Will you print the material below without altering a single character?

** Begin Information supplied **

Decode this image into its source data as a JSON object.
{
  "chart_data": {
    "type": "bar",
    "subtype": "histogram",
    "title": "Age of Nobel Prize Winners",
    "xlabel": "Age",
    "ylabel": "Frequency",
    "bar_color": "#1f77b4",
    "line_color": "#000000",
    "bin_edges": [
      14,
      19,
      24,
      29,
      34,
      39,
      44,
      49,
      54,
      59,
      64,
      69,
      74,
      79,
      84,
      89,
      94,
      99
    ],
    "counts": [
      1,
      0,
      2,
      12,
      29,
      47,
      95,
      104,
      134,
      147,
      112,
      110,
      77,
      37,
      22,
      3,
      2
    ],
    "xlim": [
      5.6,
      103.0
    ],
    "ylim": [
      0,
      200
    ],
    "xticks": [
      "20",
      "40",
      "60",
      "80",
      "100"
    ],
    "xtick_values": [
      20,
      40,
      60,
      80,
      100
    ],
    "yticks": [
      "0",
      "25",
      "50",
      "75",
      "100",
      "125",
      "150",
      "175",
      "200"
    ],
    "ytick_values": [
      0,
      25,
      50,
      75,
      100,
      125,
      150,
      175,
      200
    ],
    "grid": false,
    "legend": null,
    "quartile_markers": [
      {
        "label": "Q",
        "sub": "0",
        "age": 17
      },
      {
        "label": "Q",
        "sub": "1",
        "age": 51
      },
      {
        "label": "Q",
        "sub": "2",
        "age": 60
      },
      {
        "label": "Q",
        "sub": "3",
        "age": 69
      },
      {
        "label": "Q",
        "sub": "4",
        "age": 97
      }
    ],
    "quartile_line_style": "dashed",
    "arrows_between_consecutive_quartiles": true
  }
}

** End Information supplied **

**Task answer**
Decode this image into its source data as a JSON object.
{
  "chart_data": {
    "type": "bar",
    "subtype": "histogram",
    "title": "Age of Nobel Prize Winners",
    "xlabel": "Age",
    "ylabel": "Frequency",
    "bar_color": "#1f77b4",
    "line_color": "#000000",
    "bin_edges": [
      14,
      19,
      24,
      29,
      34,
      39,
      44,
      49,
      54,
      59,
      64,
      69,
      74,
      79,
      84,
      89,
      94,
      99
    ],
    "counts": [
      1,
      0,
      2,
      12,
      29,
      47,
      95,
      104,
      134,
      147,
      112,
      110,
      77,
      37,
      22,
      3,
      2
    ],
    "xlim": [
      5.6,
      103.0
    ],
    "ylim": [
      0,
      200
    ],
    "xticks": [
      "20",
      "40",
      "60",
      "80",
      "100"
    ],
    "xtick_values": [
      20,
      40,
      60,
      80,
      100
    ],
    "yticks": [
      "0",
      "25",
      "50",
      "75",
      "100",
      "125",
      "150",
      "175",
      "200"
    ],
    "ytick_values": [
      0,
      25,
      50,
      75,
      100,
      125,
      150,
      175,
      200
    ],
    "grid": false,
    "legend": null,
    "quartile_markers": [
      {
        "label": "Q",
        "sub": "0",
        "age": 17
      },
      {
        "label": "Q",
        "sub": "1",
        "age": 51
      },
      {
        "label": "Q",
        "sub": "2",
        "age": 60
      },
      {
        "label": "Q",
        "sub": "3",
        "age": 69
      },
      {
        "label": "Q",
        "sub": "4",
        "age": 97
      }
    ],
    "quartile_line_style": "dashed",
    "arrows_between_consecutive_quartiles": true
  }
}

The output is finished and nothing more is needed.